▸ **Set exercise**:
Copy out the lines below verbatim, starting with the line that contains "metabox-title-input[interactable] [356,445,676,471]" and ending with the line that contains "row-input-cell [356,327,676,353]", including both of those lines. Copy no other lines.

━━ Recorded data

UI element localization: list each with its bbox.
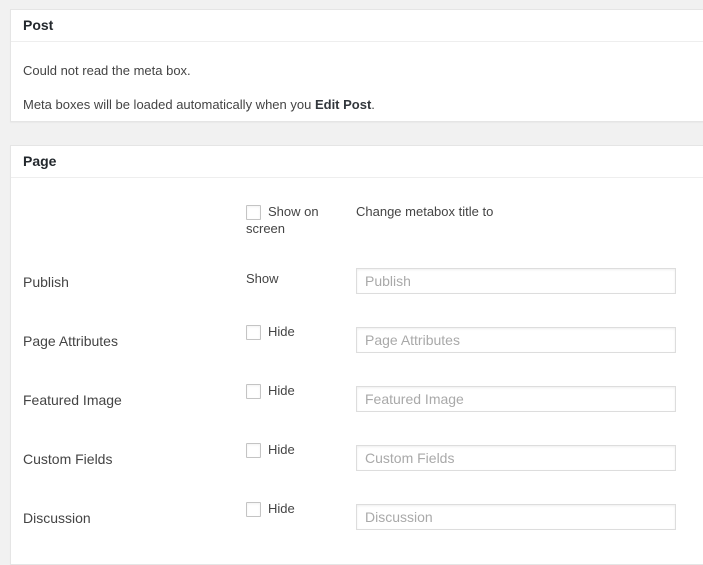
metabox-title-input[interactable] [356,445,676,471]
post-load-message-prefix: Meta boxes will be loaded automatically … [23,97,315,112]
page-metabox-title: Page [11,146,703,178]
change-metabox-title-header: Change metabox title to [356,203,676,220]
metabox-title-input[interactable] [356,327,676,353]
post-load-message-suffix: . [371,97,375,112]
hide-toggle[interactable]: Hide [246,442,295,457]
hide-toggle[interactable]: Hide [246,501,295,516]
row-label: Featured Image [23,386,246,408]
show-on-screen-header: Show on screen [246,203,356,237]
post-error-message: Could not read the meta box. [23,62,693,80]
show-on-screen-checkbox[interactable] [246,205,261,220]
hide-checkbox[interactable] [246,502,261,517]
metabox-table-header: Show on screen Change metabox title to [23,203,693,237]
metabox-row: Discussion Hide [23,504,693,530]
row-action-cell: Hide [246,323,356,340]
row-input-cell [356,327,676,353]
row-action-cell: Show [246,270,356,287]
post-load-message: Meta boxes will be loaded automatically … [23,96,693,114]
row-input-cell [356,504,676,530]
hide-toggle[interactable]: Hide [246,383,295,398]
row-input-cell [356,386,676,412]
page-metabox-body: Show on screen Change metabox title to P… [11,178,703,542]
row-label: Page Attributes [23,327,246,349]
action-label: Hide [268,324,295,339]
row-action-cell: Hide [246,500,356,517]
metabox-row: Custom Fields Hide [23,445,693,471]
post-metabox: Post Could not read the meta box. Meta b… [10,9,703,122]
metabox-row: Publish Show [23,268,693,294]
metabox-title-input[interactable] [356,504,676,530]
hide-toggle[interactable]: Hide [246,324,295,339]
row-input-cell [356,268,676,294]
action-text: Show [246,271,279,286]
hide-checkbox[interactable] [246,384,261,399]
post-metabox-body: Could not read the meta box. Meta boxes … [11,42,703,121]
hide-checkbox[interactable] [246,325,261,340]
row-label: Discussion [23,504,246,526]
metabox-rows: Publish Show Page Attributes Hide Featur… [23,268,693,530]
metabox-row: Page Attributes Hide [23,327,693,353]
row-action-cell: Hide [246,441,356,458]
action-label: Show [246,271,279,286]
action-label: Hide [268,383,295,398]
action-label: Hide [268,442,295,457]
metabox-row: Featured Image Hide [23,386,693,412]
action-label: Hide [268,501,295,516]
metabox-title-input[interactable] [356,268,676,294]
post-metabox-title: Post [11,10,703,42]
row-action-cell: Hide [246,382,356,399]
row-input-cell [356,445,676,471]
show-on-screen-toggle[interactable]: Show on screen [246,204,319,236]
edit-post-emphasis: Edit Post [315,97,371,112]
row-label: Publish [23,268,246,290]
page-metabox: Page Show on screen Change metabox title… [10,145,703,565]
hide-checkbox[interactable] [246,443,261,458]
row-label: Custom Fields [23,445,246,467]
metabox-title-input[interactable] [356,386,676,412]
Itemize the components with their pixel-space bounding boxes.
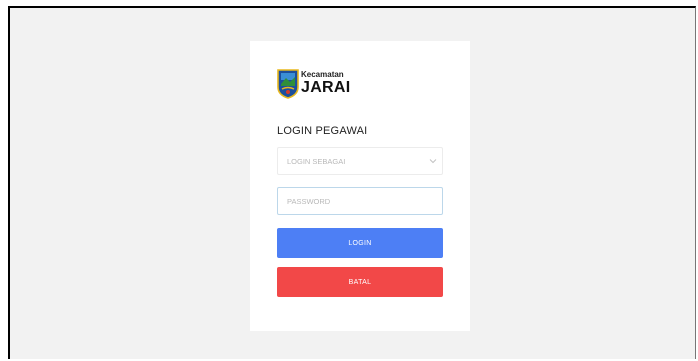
brand-subtitle: Kecamatan (301, 70, 344, 79)
chevron-down-icon (429, 159, 437, 164)
brand-name: JARAI (301, 79, 351, 96)
form-title: LOGIN PEGAWAI (277, 125, 368, 137)
browser-viewport: Kecamatan JARAI LOGIN PEGAWAI LOGIN SEBA… (8, 6, 696, 359)
login-card: Kecamatan JARAI LOGIN PEGAWAI LOGIN SEBA… (250, 41, 470, 331)
brand-logo: Kecamatan JARAI (277, 69, 351, 105)
regency-shield-icon (277, 69, 299, 99)
brand-text: Kecamatan JARAI (301, 69, 351, 96)
login-role-selected-value: LOGIN SEBAGAI (287, 156, 346, 166)
password-input[interactable] (277, 187, 443, 215)
cancel-button[interactable]: BATAL (277, 267, 443, 297)
login-button[interactable]: LOGIN (277, 228, 443, 258)
login-role-select[interactable]: LOGIN SEBAGAI (277, 147, 443, 175)
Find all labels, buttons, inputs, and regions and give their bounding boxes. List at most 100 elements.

━━━━

▸ **Complete answer**:
metabox-title-input[interactable] [356,445,676,471]
post-load-message-prefix: Meta boxes will be loaded automatically … [23,97,315,112]
page-metabox-title: Page [11,146,703,178]
change-metabox-title-header: Change metabox title to [356,203,676,220]
metabox-title-input[interactable] [356,327,676,353]
post-load-message-suffix: . [371,97,375,112]
hide-toggle[interactable]: Hide [246,442,295,457]
hide-toggle[interactable]: Hide [246,501,295,516]
row-label: Featured Image [23,386,246,408]
show-on-screen-header: Show on screen [246,203,356,237]
post-error-message: Could not read the meta box. [23,62,693,80]
show-on-screen-checkbox[interactable] [246,205,261,220]
hide-checkbox[interactable] [246,502,261,517]
metabox-table-header: Show on screen Change metabox title to [23,203,693,237]
metabox-row: Discussion Hide [23,504,693,530]
row-action-cell: Hide [246,323,356,340]
row-input-cell [356,327,676,353]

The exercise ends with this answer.